[Figure collection entries]

********************

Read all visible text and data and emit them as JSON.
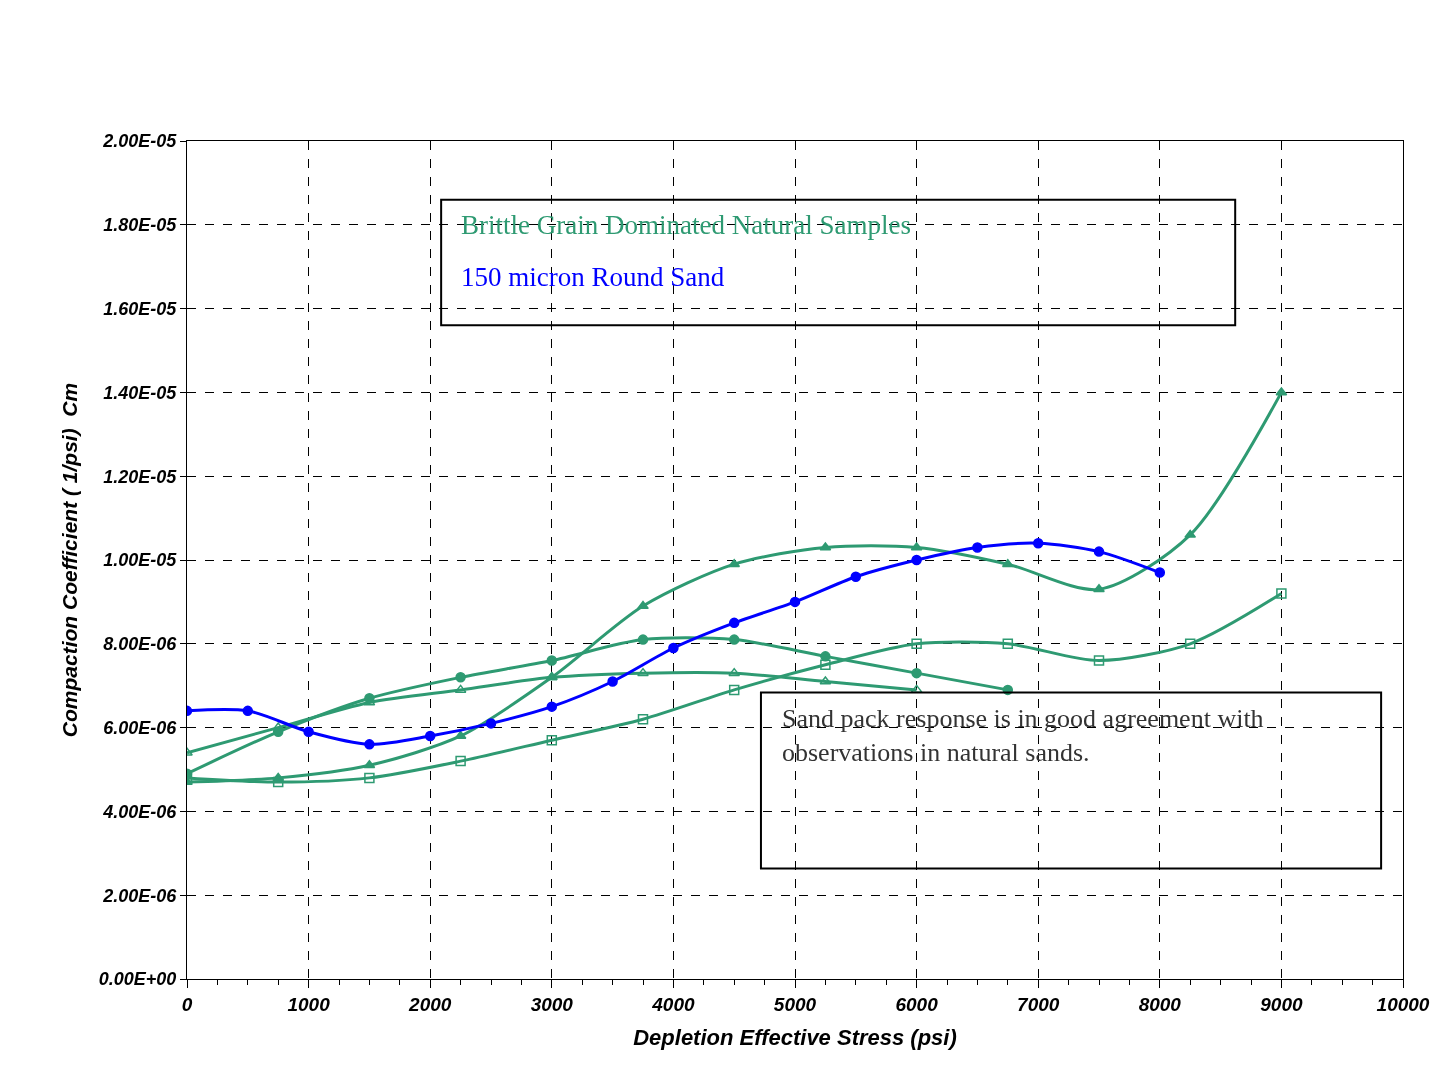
{
  "chart_data": {
    "type": "line",
    "xlabel": "Depletion Effective Stress (psi)",
    "ylabel": "Compaction Coefficient ( 1/psi)  Cm",
    "xlim": [
      0,
      10000
    ],
    "xticks": [
      0,
      1000,
      2000,
      3000,
      4000,
      5000,
      6000,
      7000,
      8000,
      9000,
      10000
    ],
    "ylim": [
      0,
      2e-05
    ],
    "yticks": [
      {
        "value": 0,
        "label": "0.00E+00"
      },
      {
        "value": 2e-06,
        "label": "2.00E-06"
      },
      {
        "value": 4e-06,
        "label": "4.00E-06"
      },
      {
        "value": 6e-06,
        "label": "6.00E-06"
      },
      {
        "value": 8e-06,
        "label": "8.00E-06"
      },
      {
        "value": 1e-05,
        "label": "1.00E-05"
      },
      {
        "value": 1.2e-05,
        "label": "1.20E-05"
      },
      {
        "value": 1.4e-05,
        "label": "1.40E-05"
      },
      {
        "value": 1.6e-05,
        "label": "1.60E-05"
      },
      {
        "value": 1.8e-05,
        "label": "1.80E-05"
      },
      {
        "value": 2e-05,
        "label": "2.00E-05"
      }
    ],
    "grid": true,
    "legend": "top",
    "line_style": "solid",
    "series": [
      {
        "name": "Brittle Grain Dominated Natural Samples",
        "color": "#2e9a72",
        "marker": "triangle",
        "x": [
          0,
          750,
          1500,
          2250,
          3000,
          3750,
          4500,
          5250,
          6000,
          6750,
          7500,
          8250,
          9000
        ],
        "values": [
          4.7e-06,
          4.8e-06,
          5.1e-06,
          5.8e-06,
          7.2e-06,
          8.9e-06,
          9.9e-06,
          1.03e-05,
          1.03e-05,
          9.9e-06,
          9.3e-06,
          1.06e-05,
          1.4e-05
        ]
      },
      {
        "color": "#2e9a72",
        "marker": "circle",
        "x": [
          0,
          750,
          1500,
          2250,
          3000,
          3750,
          4500,
          5250,
          6000,
          6750
        ],
        "values": [
          4.9e-06,
          5.9e-06,
          6.7e-06,
          7.2e-06,
          7.6e-06,
          8.1e-06,
          8.1e-06,
          7.7e-06,
          7.3e-06,
          6.9e-06
        ]
      },
      {
        "color": "#2e9a72",
        "marker": "triangle-open",
        "x": [
          0,
          750,
          1500,
          2250,
          3000,
          3750,
          4500,
          5250,
          6000
        ],
        "values": [
          5.4e-06,
          6e-06,
          6.6e-06,
          6.9e-06,
          7.2e-06,
          7.3e-06,
          7.3e-06,
          7.1e-06,
          6.9e-06
        ]
      },
      {
        "color": "#2e9a72",
        "marker": "square-open",
        "x": [
          0,
          750,
          1500,
          2250,
          3000,
          3750,
          4500,
          5250,
          6000,
          6750,
          7500,
          8250,
          9000
        ],
        "values": [
          4.8e-06,
          4.7e-06,
          4.8e-06,
          5.2e-06,
          5.7e-06,
          6.2e-06,
          6.9e-06,
          7.5e-06,
          8e-06,
          8e-06,
          7.6e-06,
          8e-06,
          9.2e-06
        ]
      },
      {
        "name": "150 micron Round Sand",
        "color": "#0000ff",
        "marker": "circle",
        "x": [
          0,
          500,
          1000,
          1500,
          2000,
          2500,
          3000,
          3500,
          4000,
          4500,
          5000,
          5500,
          6000,
          6500,
          7000,
          7500,
          8000
        ],
        "values": [
          6.4e-06,
          6.4e-06,
          5.9e-06,
          5.6e-06,
          5.8e-06,
          6.1e-06,
          6.5e-06,
          7.1e-06,
          7.9e-06,
          8.5e-06,
          9e-06,
          9.6e-06,
          1e-05,
          1.03e-05,
          1.04e-05,
          1.02e-05,
          9.7e-06
        ]
      }
    ],
    "annotations": [
      "Sand pack response is in good agreement with observations in natural sands."
    ]
  }
}
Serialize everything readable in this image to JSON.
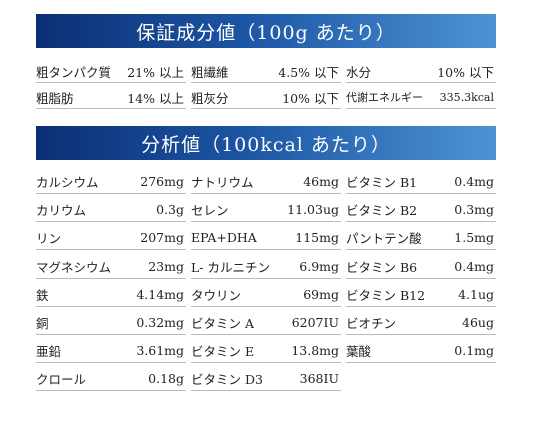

********************

● REQUIREMENTS
Leave the images out, please, and restate each line word for word.

● RESPONSE
Read all visible text and data and emit them as JSON.
{
  "chart_data": {
    "type": "line",
    "xlabel": "Depletion Effective Stress (psi)",
    "ylabel": "Compaction Coefficient ( 1/psi)  Cm",
    "xlim": [
      0,
      10000
    ],
    "xticks": [
      0,
      1000,
      2000,
      3000,
      4000,
      5000,
      6000,
      7000,
      8000,
      9000,
      10000
    ],
    "ylim": [
      0,
      2e-05
    ],
    "yticks": [
      {
        "value": 0,
        "label": "0.00E+00"
      },
      {
        "value": 2e-06,
        "label": "2.00E-06"
      },
      {
        "value": 4e-06,
        "label": "4.00E-06"
      },
      {
        "value": 6e-06,
        "label": "6.00E-06"
      },
      {
        "value": 8e-06,
        "label": "8.00E-06"
      },
      {
        "value": 1e-05,
        "label": "1.00E-05"
      },
      {
        "value": 1.2e-05,
        "label": "1.20E-05"
      },
      {
        "value": 1.4e-05,
        "label": "1.40E-05"
      },
      {
        "value": 1.6e-05,
        "label": "1.60E-05"
      },
      {
        "value": 1.8e-05,
        "label": "1.80E-05"
      },
      {
        "value": 2e-05,
        "label": "2.00E-05"
      }
    ],
    "grid": true,
    "legend": "top",
    "line_style": "solid",
    "series": [
      {
        "name": "Brittle Grain Dominated Natural Samples",
        "color": "#2e9a72",
        "marker": "triangle",
        "x": [
          0,
          750,
          1500,
          2250,
          3000,
          3750,
          4500,
          5250,
          6000,
          6750,
          7500,
          8250,
          9000
        ],
        "values": [
          4.7e-06,
          4.8e-06,
          5.1e-06,
          5.8e-06,
          7.2e-06,
          8.9e-06,
          9.9e-06,
          1.03e-05,
          1.03e-05,
          9.9e-06,
          9.3e-06,
          1.06e-05,
          1.4e-05
        ]
      },
      {
        "color": "#2e9a72",
        "marker": "circle",
        "x": [
          0,
          750,
          1500,
          2250,
          3000,
          3750,
          4500,
          5250,
          6000,
          6750
        ],
        "values": [
          4.9e-06,
          5.9e-06,
          6.7e-06,
          7.2e-06,
          7.6e-06,
          8.1e-06,
          8.1e-06,
          7.7e-06,
          7.3e-06,
          6.9e-06
        ]
      },
      {
        "color": "#2e9a72",
        "marker": "triangle-open",
        "x": [
          0,
          750,
          1500,
          2250,
          3000,
          3750,
          4500,
          5250,
          6000
        ],
        "values": [
          5.4e-06,
          6e-06,
          6.6e-06,
          6.9e-06,
          7.2e-06,
          7.3e-06,
          7.3e-06,
          7.1e-06,
          6.9e-06
        ]
      },
      {
        "color": "#2e9a72",
        "marker": "square-open",
        "x": [
          0,
          750,
          1500,
          2250,
          3000,
          3750,
          4500,
          5250,
          6000,
          6750,
          7500,
          8250,
          9000
        ],
        "values": [
          4.8e-06,
          4.7e-06,
          4.8e-06,
          5.2e-06,
          5.7e-06,
          6.2e-06,
          6.9e-06,
          7.5e-06,
          8e-06,
          8e-06,
          7.6e-06,
          8e-06,
          9.2e-06
        ]
      },
      {
        "name": "150 micron Round Sand",
        "color": "#0000ff",
        "marker": "circle",
        "x": [
          0,
          500,
          1000,
          1500,
          2000,
          2500,
          3000,
          3500,
          4000,
          4500,
          5000,
          5500,
          6000,
          6500,
          7000,
          7500,
          8000
        ],
        "values": [
          6.4e-06,
          6.4e-06,
          5.9e-06,
          5.6e-06,
          5.8e-06,
          6.1e-06,
          6.5e-06,
          7.1e-06,
          7.9e-06,
          8.5e-06,
          9e-06,
          9.6e-06,
          1e-05,
          1.03e-05,
          1.04e-05,
          1.02e-05,
          9.7e-06
        ]
      }
    ],
    "annotations": [
      "Sand pack response is in good agreement with observations in natural sands."
    ]
  }
}
Serialize everything readable in this image to JSON.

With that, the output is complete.